Instruction: State how many lines of the records contain the string "only", and give no other information.

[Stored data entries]
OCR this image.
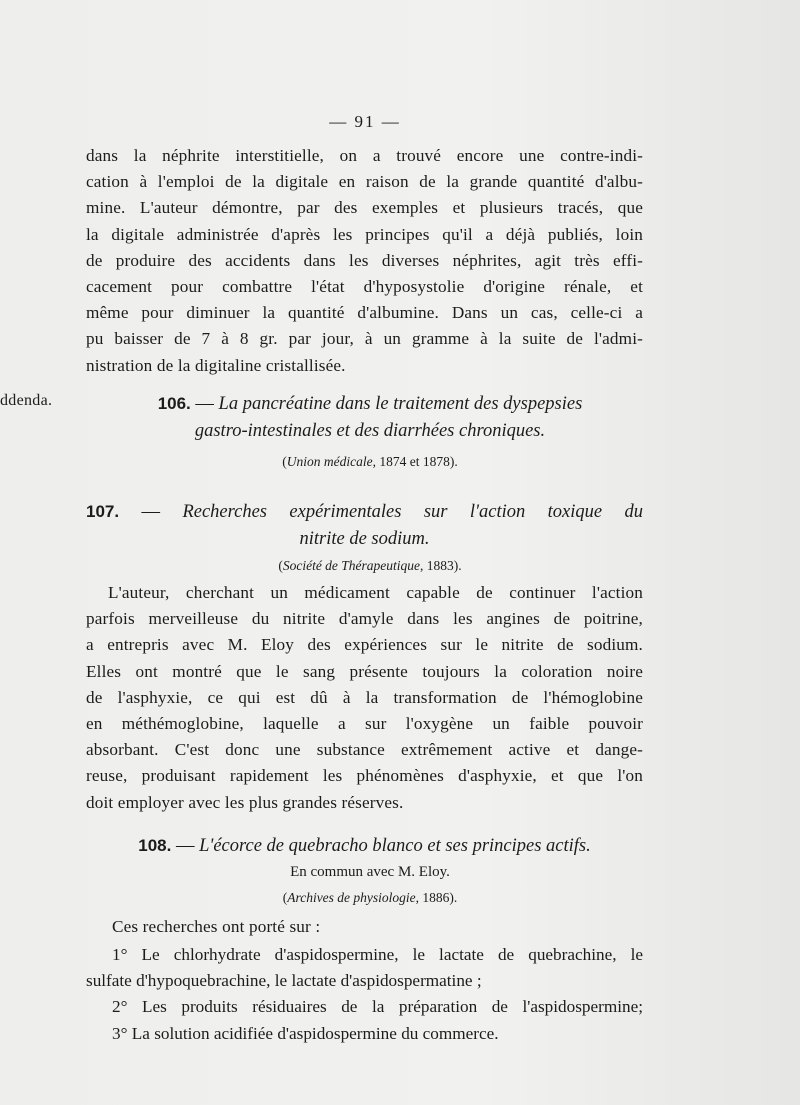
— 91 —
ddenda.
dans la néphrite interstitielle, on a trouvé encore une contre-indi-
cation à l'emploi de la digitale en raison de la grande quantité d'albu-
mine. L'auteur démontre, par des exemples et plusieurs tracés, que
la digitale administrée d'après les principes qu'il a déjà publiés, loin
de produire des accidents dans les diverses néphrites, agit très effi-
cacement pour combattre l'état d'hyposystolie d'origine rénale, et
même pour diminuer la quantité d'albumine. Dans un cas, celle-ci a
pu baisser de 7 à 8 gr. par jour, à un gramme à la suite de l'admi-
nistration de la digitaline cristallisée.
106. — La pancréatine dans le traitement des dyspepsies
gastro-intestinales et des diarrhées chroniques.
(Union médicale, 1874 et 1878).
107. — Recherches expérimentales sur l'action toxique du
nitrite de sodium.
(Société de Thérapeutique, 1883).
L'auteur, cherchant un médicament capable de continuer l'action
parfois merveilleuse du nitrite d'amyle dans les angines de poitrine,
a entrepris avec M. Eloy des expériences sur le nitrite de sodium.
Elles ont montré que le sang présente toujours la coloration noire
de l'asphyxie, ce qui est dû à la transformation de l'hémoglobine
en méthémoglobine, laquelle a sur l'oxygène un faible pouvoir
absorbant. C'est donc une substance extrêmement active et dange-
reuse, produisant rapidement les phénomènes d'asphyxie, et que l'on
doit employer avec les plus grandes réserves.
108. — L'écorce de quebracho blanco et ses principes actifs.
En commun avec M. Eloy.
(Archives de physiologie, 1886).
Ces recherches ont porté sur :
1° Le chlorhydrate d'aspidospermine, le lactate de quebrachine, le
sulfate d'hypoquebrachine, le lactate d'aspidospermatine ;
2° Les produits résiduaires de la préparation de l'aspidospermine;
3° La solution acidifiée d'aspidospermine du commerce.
* * *
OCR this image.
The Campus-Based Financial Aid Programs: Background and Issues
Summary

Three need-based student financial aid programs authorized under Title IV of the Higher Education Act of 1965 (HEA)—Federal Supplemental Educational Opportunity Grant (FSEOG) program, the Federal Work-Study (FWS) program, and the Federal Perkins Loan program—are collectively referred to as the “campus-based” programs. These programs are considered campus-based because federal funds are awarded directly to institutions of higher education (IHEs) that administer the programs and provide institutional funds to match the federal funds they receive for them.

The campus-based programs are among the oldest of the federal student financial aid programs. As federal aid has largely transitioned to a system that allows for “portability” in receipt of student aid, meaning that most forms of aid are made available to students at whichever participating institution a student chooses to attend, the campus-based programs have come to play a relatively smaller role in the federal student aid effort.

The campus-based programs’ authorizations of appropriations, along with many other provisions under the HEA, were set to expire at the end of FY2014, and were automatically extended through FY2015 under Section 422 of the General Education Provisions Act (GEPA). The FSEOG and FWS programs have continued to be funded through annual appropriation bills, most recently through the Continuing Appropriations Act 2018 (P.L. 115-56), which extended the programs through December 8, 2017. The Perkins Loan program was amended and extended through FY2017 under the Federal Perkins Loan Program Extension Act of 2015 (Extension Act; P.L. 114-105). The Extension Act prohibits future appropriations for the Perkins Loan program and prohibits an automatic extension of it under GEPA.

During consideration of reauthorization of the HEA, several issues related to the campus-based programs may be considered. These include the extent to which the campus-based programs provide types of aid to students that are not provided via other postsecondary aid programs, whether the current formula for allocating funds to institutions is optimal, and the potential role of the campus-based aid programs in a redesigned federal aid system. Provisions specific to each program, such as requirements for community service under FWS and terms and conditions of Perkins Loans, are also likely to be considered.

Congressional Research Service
--
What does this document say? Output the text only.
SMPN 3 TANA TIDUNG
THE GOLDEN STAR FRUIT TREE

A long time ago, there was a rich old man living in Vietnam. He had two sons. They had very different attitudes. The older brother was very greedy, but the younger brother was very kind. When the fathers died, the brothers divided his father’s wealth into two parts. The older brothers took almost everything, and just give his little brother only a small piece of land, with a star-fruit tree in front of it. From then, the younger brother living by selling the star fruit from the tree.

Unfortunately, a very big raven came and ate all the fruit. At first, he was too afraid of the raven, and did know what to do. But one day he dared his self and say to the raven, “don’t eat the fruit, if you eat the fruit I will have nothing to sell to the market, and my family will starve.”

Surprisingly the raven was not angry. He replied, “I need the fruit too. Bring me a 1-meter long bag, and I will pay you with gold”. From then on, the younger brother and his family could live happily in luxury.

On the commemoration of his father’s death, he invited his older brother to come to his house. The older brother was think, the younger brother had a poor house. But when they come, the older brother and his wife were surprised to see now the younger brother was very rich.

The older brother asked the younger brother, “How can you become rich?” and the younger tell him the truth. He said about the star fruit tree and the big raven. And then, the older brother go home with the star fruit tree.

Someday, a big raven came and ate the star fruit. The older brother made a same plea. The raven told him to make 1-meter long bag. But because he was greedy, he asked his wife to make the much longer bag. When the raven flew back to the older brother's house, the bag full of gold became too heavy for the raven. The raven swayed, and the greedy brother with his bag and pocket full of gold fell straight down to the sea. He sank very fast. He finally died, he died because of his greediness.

Result of this exercise: 2